• [DATA TO USE]
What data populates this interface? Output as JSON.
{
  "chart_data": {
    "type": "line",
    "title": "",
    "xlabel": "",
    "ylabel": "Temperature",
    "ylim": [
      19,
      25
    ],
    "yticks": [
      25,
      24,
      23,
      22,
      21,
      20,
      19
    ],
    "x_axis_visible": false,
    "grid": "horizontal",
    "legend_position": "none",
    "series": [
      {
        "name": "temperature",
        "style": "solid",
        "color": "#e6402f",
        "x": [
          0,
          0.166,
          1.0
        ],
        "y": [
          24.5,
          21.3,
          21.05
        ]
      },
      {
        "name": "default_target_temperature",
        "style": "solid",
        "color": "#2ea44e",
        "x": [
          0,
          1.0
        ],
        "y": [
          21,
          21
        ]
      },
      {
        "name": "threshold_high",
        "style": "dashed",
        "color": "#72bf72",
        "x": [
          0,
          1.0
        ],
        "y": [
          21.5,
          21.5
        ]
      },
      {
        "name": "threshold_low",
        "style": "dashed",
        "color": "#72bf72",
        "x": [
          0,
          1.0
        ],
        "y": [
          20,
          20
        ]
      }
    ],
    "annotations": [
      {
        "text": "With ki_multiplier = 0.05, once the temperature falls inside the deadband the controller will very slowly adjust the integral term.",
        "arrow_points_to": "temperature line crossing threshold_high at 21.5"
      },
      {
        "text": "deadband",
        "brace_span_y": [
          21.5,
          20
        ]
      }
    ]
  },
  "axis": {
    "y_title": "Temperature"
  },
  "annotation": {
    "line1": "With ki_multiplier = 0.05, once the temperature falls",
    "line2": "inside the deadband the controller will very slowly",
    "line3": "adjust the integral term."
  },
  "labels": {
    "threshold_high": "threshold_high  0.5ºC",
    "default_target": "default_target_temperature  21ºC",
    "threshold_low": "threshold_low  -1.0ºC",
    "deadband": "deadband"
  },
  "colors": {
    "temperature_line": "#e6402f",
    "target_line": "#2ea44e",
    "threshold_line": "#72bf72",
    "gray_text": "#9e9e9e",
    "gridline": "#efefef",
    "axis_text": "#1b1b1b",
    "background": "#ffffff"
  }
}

• [STATED GOAL] Retype the listing above in full, with no alterations.

• [OUTPUT OF THE EXERCISE]
What data populates this interface? Output as JSON.
{
  "chart_data": {
    "type": "line",
    "title": "",
    "xlabel": "",
    "ylabel": "Temperature",
    "ylim": [
      19,
      25
    ],
    "yticks": [
      25,
      24,
      23,
      22,
      21,
      20,
      19
    ],
    "x_axis_visible": false,
    "grid": "horizontal",
    "legend_position": "none",
    "series": [
      {
        "name": "temperature",
        "style": "solid",
        "color": "#e6402f",
        "x": [
          0,
          0.166,
          1.0
        ],
        "y": [
          24.5,
          21.3,
          21.05
        ]
      },
      {
        "name": "default_target_temperature",
        "style": "solid",
        "color": "#2ea44e",
        "x": [
          0,
          1.0
        ],
        "y": [
          21,
          21
        ]
      },
      {
        "name": "threshold_high",
        "style": "dashed",
        "color": "#72bf72",
        "x": [
          0,
          1.0
        ],
        "y": [
          21.5,
          21.5
        ]
      },
      {
        "name": "threshold_low",
        "style": "dashed",
        "color": "#72bf72",
        "x": [
          0,
          1.0
        ],
        "y": [
          20,
          20
        ]
      }
    ],
    "annotations": [
      {
        "text": "With ki_multiplier = 0.05, once the temperature falls inside the deadband the controller will very slowly adjust the integral term.",
        "arrow_points_to": "temperature line crossing threshold_high at 21.5"
      },
      {
        "text": "deadband",
        "brace_span_y": [
          21.5,
          20
        ]
      }
    ]
  },
  "axis": {
    "y_title": "Temperature"
  },
  "annotation": {
    "line1": "With ki_multiplier = 0.05, once the temperature falls",
    "line2": "inside the deadband the controller will very slowly",
    "line3": "adjust the integral term."
  },
  "labels": {
    "threshold_high": "threshold_high  0.5ºC",
    "default_target": "default_target_temperature  21ºC",
    "threshold_low": "threshold_low  -1.0ºC",
    "deadband": "deadband"
  },
  "colors": {
    "temperature_line": "#e6402f",
    "target_line": "#2ea44e",
    "threshold_line": "#72bf72",
    "gray_text": "#9e9e9e",
    "gridline": "#efefef",
    "axis_text": "#1b1b1b",
    "background": "#ffffff"
  }
}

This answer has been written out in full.